• Brief: Drop the pictures from the entries below, then reproduce the rest exactly.

________________

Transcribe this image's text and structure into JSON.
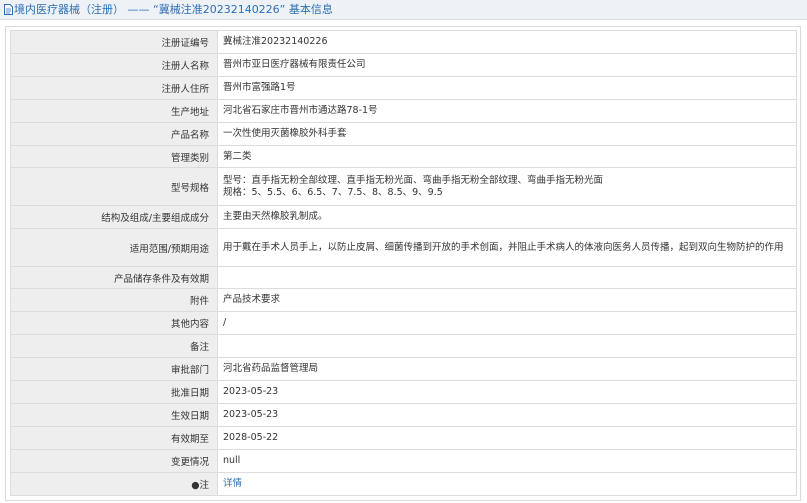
{
  "header": {
    "title_prefix": "境内医疗器械（注册）",
    "separator": "——",
    "title_quote": "“冀械注准20232140226”",
    "title_suffix": "基本信息"
  },
  "rows": [
    {
      "label": "注册证编号",
      "value": "冀械注准20232140226"
    },
    {
      "label": "注册人名称",
      "value": "晋州市亚日医疗器械有限责任公司"
    },
    {
      "label": "注册人住所",
      "value": "晋州市富强路1号"
    },
    {
      "label": "生产地址",
      "value": "河北省石家庄市晋州市通达路78-1号"
    },
    {
      "label": "产品名称",
      "value": "一次性使用灭菌橡胶外科手套"
    },
    {
      "label": "管理类别",
      "value": "第二类"
    },
    {
      "label": "型号规格",
      "value_lines": [
        "型号：直手指无粉全部纹理、直手指无粉光面、弯曲手指无粉全部纹理、弯曲手指无粉光面",
        "规格：5、5.5、6、6.5、7、7.5、8、8.5、9、9.5"
      ]
    },
    {
      "label": "结构及组成/主要组成成分",
      "value": "主要由天然橡胶乳制成。"
    },
    {
      "label": "适用范围/预期用途",
      "value": "用于戴在手术人员手上，以防止皮屑、细菌传播到开放的手术创面，并阻止手术病人的体液向医务人员传播，起到双向生物防护的作用"
    },
    {
      "label": "产品储存条件及有效期",
      "value": ""
    },
    {
      "label": "附件",
      "value": "产品技术要求"
    },
    {
      "label": "其他内容",
      "value": "/"
    },
    {
      "label": "备注",
      "value": ""
    },
    {
      "label": "审批部门",
      "value": "河北省药品监督管理局"
    },
    {
      "label": "批准日期",
      "value": "2023-05-23"
    },
    {
      "label": "生效日期",
      "value": "2023-05-23"
    },
    {
      "label": "有效期至",
      "value": "2028-05-22"
    },
    {
      "label": "变更情况",
      "value": "null"
    },
    {
      "label": "注",
      "label_mark": "●",
      "link": "详情"
    }
  ],
  "colors": {
    "accent": "#2c6fb3",
    "label_bg": "#eeeeee",
    "border": "#dcdcdc"
  }
}
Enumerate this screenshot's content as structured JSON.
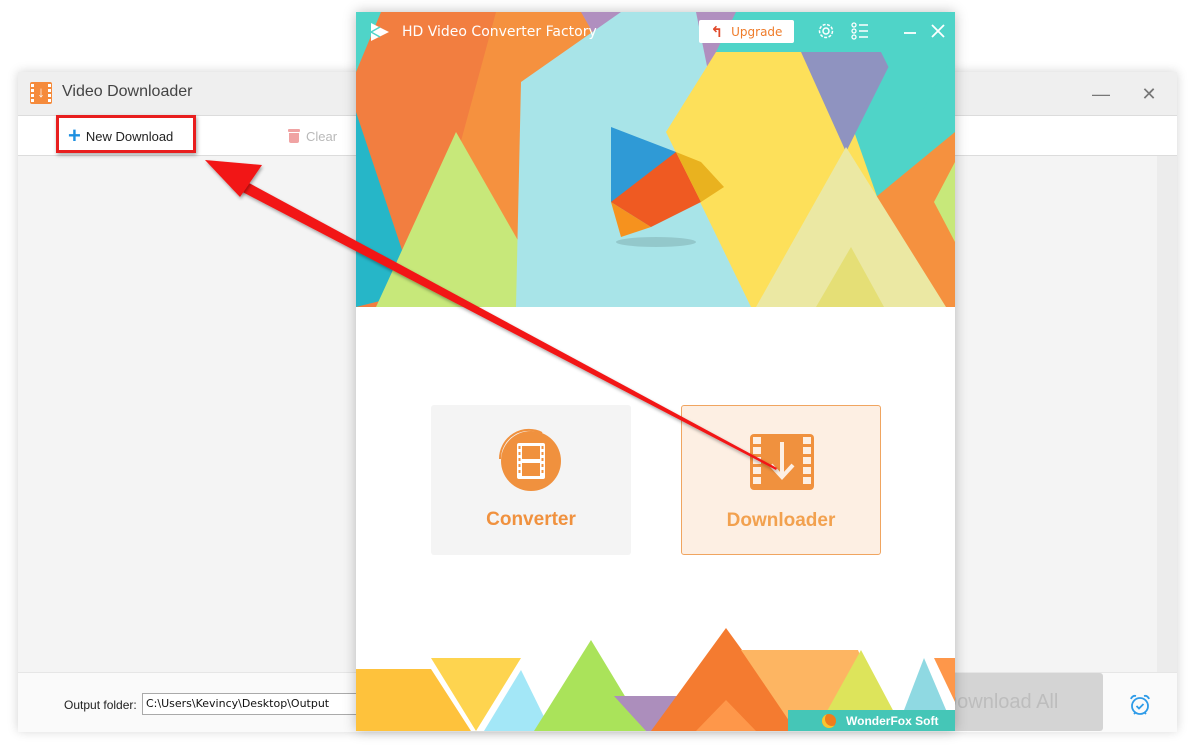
{
  "video_downloader": {
    "title": "Video Downloader",
    "window_controls": {
      "minimize": "—",
      "close": "✕"
    },
    "toolbar": {
      "new_download_label": "New Download",
      "clear_label": "Clear"
    },
    "footer": {
      "output_folder_label": "Output folder:",
      "output_folder_value": "C:\\Users\\Kevincy\\Desktop\\Output",
      "download_all_label": "Download All"
    },
    "icons": {
      "app": "video-download-icon",
      "new_download": "plus-icon",
      "clear": "trash-icon",
      "schedule": "alarm-clock-icon"
    }
  },
  "hd_converter": {
    "title": "HD Video Converter Factory",
    "upgrade_label": "Upgrade",
    "tiles": [
      {
        "label": "Converter",
        "icon": "film-convert-icon",
        "selected": false
      },
      {
        "label": "Downloader",
        "icon": "film-download-icon",
        "selected": true
      }
    ],
    "brand_label": "WonderFox Soft",
    "colors": {
      "accent_orange": "#f0913e",
      "teal": "#4fd4c8",
      "selected_tile_bg": "#fdefe3",
      "selected_tile_border": "#f0a560"
    }
  },
  "annotation": {
    "highlight_color": "#e81e1e",
    "arrow": "from Downloader tile to New Download button"
  }
}
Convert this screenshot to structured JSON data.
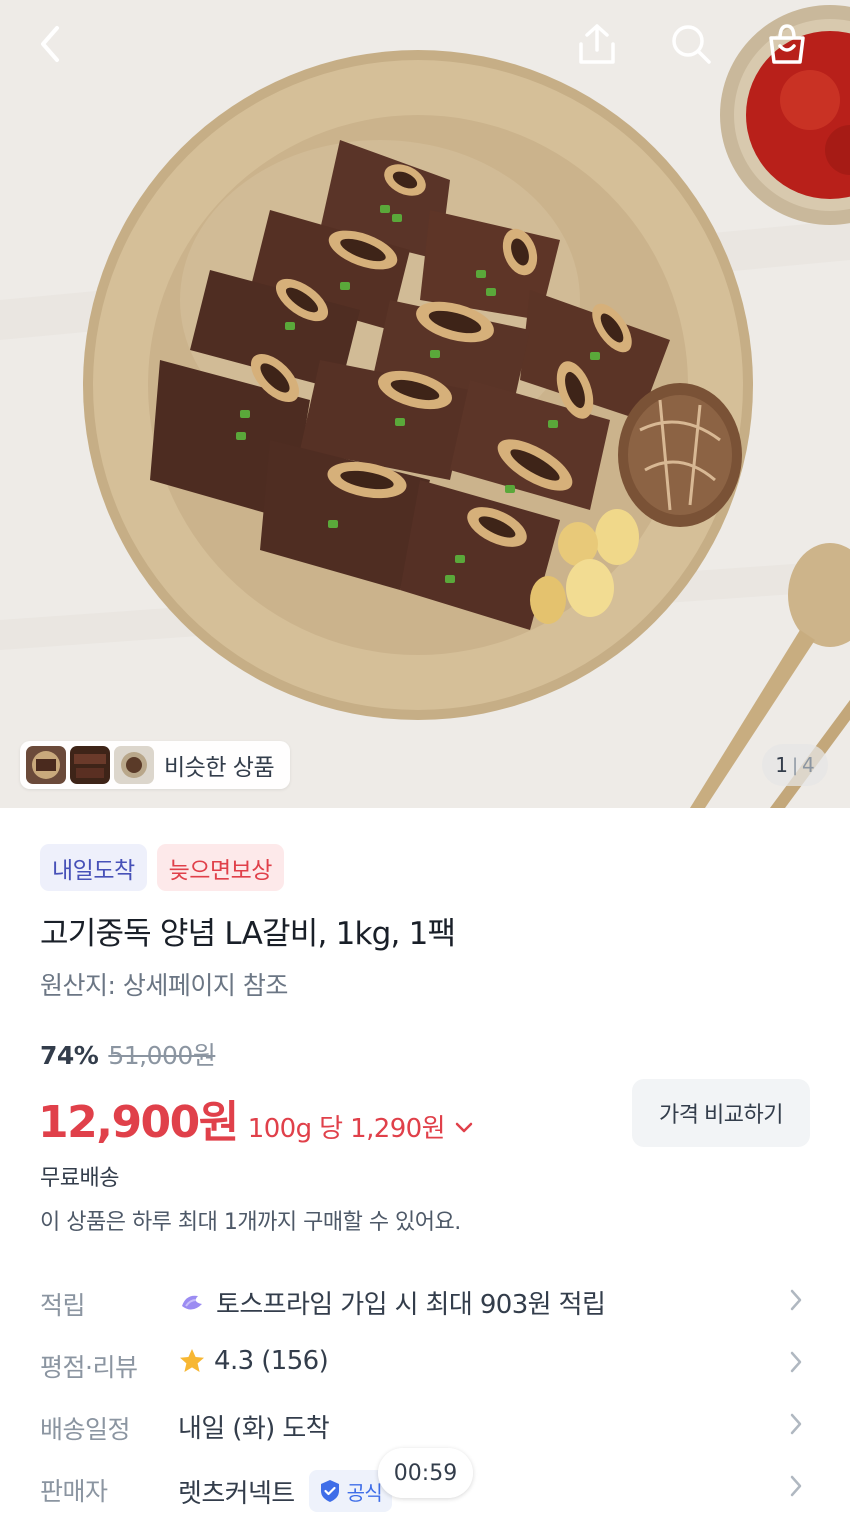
{
  "gallery": {
    "similar_label": "비슷한 상품",
    "page_current": "1",
    "page_separator": "|",
    "page_total": "4"
  },
  "top_bar": {
    "icons": [
      "back-icon",
      "share-icon",
      "search-icon",
      "cart-icon"
    ]
  },
  "badges": {
    "arrival": "내일도착",
    "late_comp": "늦으면보상"
  },
  "product": {
    "title": "고기중독 양념 LA갈비, 1kg, 1팩",
    "origin": "원산지: 상세페이지 참조"
  },
  "price": {
    "discount_rate": "74%",
    "original": "51,000원",
    "sale": "12,900원",
    "unit": "100g 당 1,290원",
    "compare_button": "가격 비교하기"
  },
  "shipping": {
    "free": "무료배송",
    "limit_note": "이 상품은 하루 최대 1개까지 구매할 수 있어요."
  },
  "info_rows": {
    "points": {
      "label": "적립",
      "value": "토스프라임 가입 시 최대 903원 적립"
    },
    "rating": {
      "label": "평점·리뷰",
      "value": "4.3 (156)"
    },
    "delivery": {
      "label": "배송일정",
      "value": "내일 (화) 도착"
    },
    "seller": {
      "label": "판매자",
      "value": "렛츠커넥트",
      "badge": "공식"
    }
  },
  "timer": "00:59",
  "colors": {
    "accent_red": "#e0404a",
    "badge_blue_text": "#4751b8",
    "badge_blue_bg": "#eef0fb",
    "badge_red_bg": "#fde9ea",
    "star": "#f7b733"
  }
}
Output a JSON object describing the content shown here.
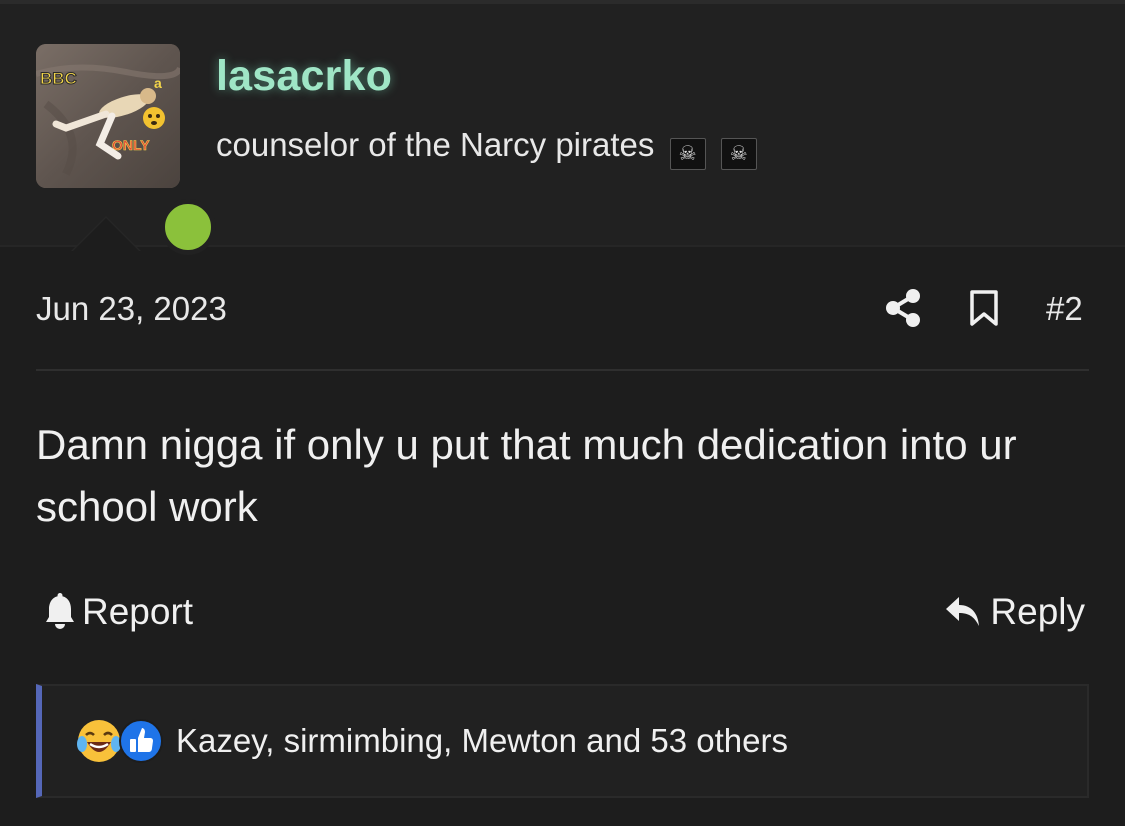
{
  "user": {
    "username": "lasacrko",
    "title": "counselor of the Narcy pirates",
    "title_flags": [
      "☠",
      "☠"
    ],
    "avatar_text_top": "BBC",
    "avatar_text_bottom": "ONLY",
    "avatar_text_side": "a",
    "online_color": "#8bc13b",
    "username_color": "#9fe6c6"
  },
  "post": {
    "date": "Jun 23, 2023",
    "number": "#2",
    "message": "Damn nigga if only u put that much dedication into ur school work",
    "icons": {
      "share": "share-icon",
      "bookmark": "bookmark-icon"
    }
  },
  "actions": {
    "report_label": "Report",
    "reply_label": "Reply",
    "report_icon": "bell-icon",
    "reply_icon": "reply-arrow-icon"
  },
  "reactions": {
    "icons": [
      "laughing-crying-emoji-icon",
      "thumbs-up-icon"
    ],
    "summary": "Kazey, sirmimbing, Mewton and 53 others",
    "accent_color": "#5567b8"
  }
}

________________

• Task result:
Transcribe this image's text and structure into JSON.
{
  "header": {
    "title_prefix": "境内医疗器械（注册）",
    "separator": "——",
    "title_quote": "“冀械注准20232140226”",
    "title_suffix": "基本信息"
  },
  "rows": [
    {
      "label": "注册证编号",
      "value": "冀械注准20232140226"
    },
    {
      "label": "注册人名称",
      "value": "晋州市亚日医疗器械有限责任公司"
    },
    {
      "label": "注册人住所",
      "value": "晋州市富强路1号"
    },
    {
      "label": "生产地址",
      "value": "河北省石家庄市晋州市通达路78-1号"
    },
    {
      "label": "产品名称",
      "value": "一次性使用灭菌橡胶外科手套"
    },
    {
      "label": "管理类别",
      "value": "第二类"
    },
    {
      "label": "型号规格",
      "value_lines": [
        "型号：直手指无粉全部纹理、直手指无粉光面、弯曲手指无粉全部纹理、弯曲手指无粉光面",
        "规格：5、5.5、6、6.5、7、7.5、8、8.5、9、9.5"
      ]
    },
    {
      "label": "结构及组成/主要组成成分",
      "value": "主要由天然橡胶乳制成。"
    },
    {
      "label": "适用范围/预期用途",
      "value": "用于戴在手术人员手上，以防止皮屑、细菌传播到开放的手术创面，并阻止手术病人的体液向医务人员传播，起到双向生物防护的作用"
    },
    {
      "label": "产品储存条件及有效期",
      "value": ""
    },
    {
      "label": "附件",
      "value": "产品技术要求"
    },
    {
      "label": "其他内容",
      "value": "/"
    },
    {
      "label": "备注",
      "value": ""
    },
    {
      "label": "审批部门",
      "value": "河北省药品监督管理局"
    },
    {
      "label": "批准日期",
      "value": "2023-05-23"
    },
    {
      "label": "生效日期",
      "value": "2023-05-23"
    },
    {
      "label": "有效期至",
      "value": "2028-05-22"
    },
    {
      "label": "变更情况",
      "value": "null"
    },
    {
      "label": "注",
      "label_mark": "●",
      "link": "详情"
    }
  ],
  "colors": {
    "accent": "#2c6fb3",
    "label_bg": "#eeeeee",
    "border": "#dcdcdc"
  }
}
Enumerate this screenshot's content as structured JSON.
{
  "video_downloader": {
    "title": "Video Downloader",
    "window_controls": {
      "minimize": "—",
      "close": "✕"
    },
    "toolbar": {
      "new_download_label": "New Download",
      "clear_label": "Clear"
    },
    "footer": {
      "output_folder_label": "Output folder:",
      "output_folder_value": "C:\\Users\\Kevincy\\Desktop\\Output",
      "download_all_label": "Download All"
    },
    "icons": {
      "app": "video-download-icon",
      "new_download": "plus-icon",
      "clear": "trash-icon",
      "schedule": "alarm-clock-icon"
    }
  },
  "hd_converter": {
    "title": "HD Video Converter Factory",
    "upgrade_label": "Upgrade",
    "tiles": [
      {
        "label": "Converter",
        "icon": "film-convert-icon",
        "selected": false
      },
      {
        "label": "Downloader",
        "icon": "film-download-icon",
        "selected": true
      }
    ],
    "brand_label": "WonderFox Soft",
    "colors": {
      "accent_orange": "#f0913e",
      "teal": "#4fd4c8",
      "selected_tile_bg": "#fdefe3",
      "selected_tile_border": "#f0a560"
    }
  },
  "annotation": {
    "highlight_color": "#e81e1e",
    "arrow": "from Downloader tile to New Download button"
  }
}
Convert this screenshot to structured JSON data.
{
  "gallery": {
    "similar_label": "비슷한 상품",
    "page_current": "1",
    "page_separator": "|",
    "page_total": "4"
  },
  "top_bar": {
    "icons": [
      "back-icon",
      "share-icon",
      "search-icon",
      "cart-icon"
    ]
  },
  "badges": {
    "arrival": "내일도착",
    "late_comp": "늦으면보상"
  },
  "product": {
    "title": "고기중독 양념 LA갈비, 1kg, 1팩",
    "origin": "원산지: 상세페이지 참조"
  },
  "price": {
    "discount_rate": "74%",
    "original": "51,000원",
    "sale": "12,900원",
    "unit": "100g 당 1,290원",
    "compare_button": "가격 비교하기"
  },
  "shipping": {
    "free": "무료배송",
    "limit_note": "이 상품은 하루 최대 1개까지 구매할 수 있어요."
  },
  "info_rows": {
    "points": {
      "label": "적립",
      "value": "토스프라임 가입 시 최대 903원 적립"
    },
    "rating": {
      "label": "평점·리뷰",
      "value": "4.3 (156)"
    },
    "delivery": {
      "label": "배송일정",
      "value": "내일 (화) 도착"
    },
    "seller": {
      "label": "판매자",
      "value": "렛츠커넥트",
      "badge": "공식"
    }
  },
  "timer": "00:59",
  "colors": {
    "accent_red": "#e0404a",
    "badge_blue_text": "#4751b8",
    "badge_blue_bg": "#eef0fb",
    "badge_red_bg": "#fde9ea",
    "star": "#f7b733"
  }
}
Output a JSON object describing the content shown here.
{
  "user": {
    "username": "lasacrko",
    "title": "counselor of the Narcy pirates",
    "title_flags": [
      "☠",
      "☠"
    ],
    "avatar_text_top": "BBC",
    "avatar_text_bottom": "ONLY",
    "avatar_text_side": "a",
    "online_color": "#8bc13b",
    "username_color": "#9fe6c6"
  },
  "post": {
    "date": "Jun 23, 2023",
    "number": "#2",
    "message": "Damn nigga if only u put that much dedication into ur school work",
    "icons": {
      "share": "share-icon",
      "bookmark": "bookmark-icon"
    }
  },
  "actions": {
    "report_label": "Report",
    "reply_label": "Reply",
    "report_icon": "bell-icon",
    "reply_icon": "reply-arrow-icon"
  },
  "reactions": {
    "icons": [
      "laughing-crying-emoji-icon",
      "thumbs-up-icon"
    ],
    "summary": "Kazey, sirmimbing, Mewton and 53 others",
    "accent_color": "#5567b8"
  }
}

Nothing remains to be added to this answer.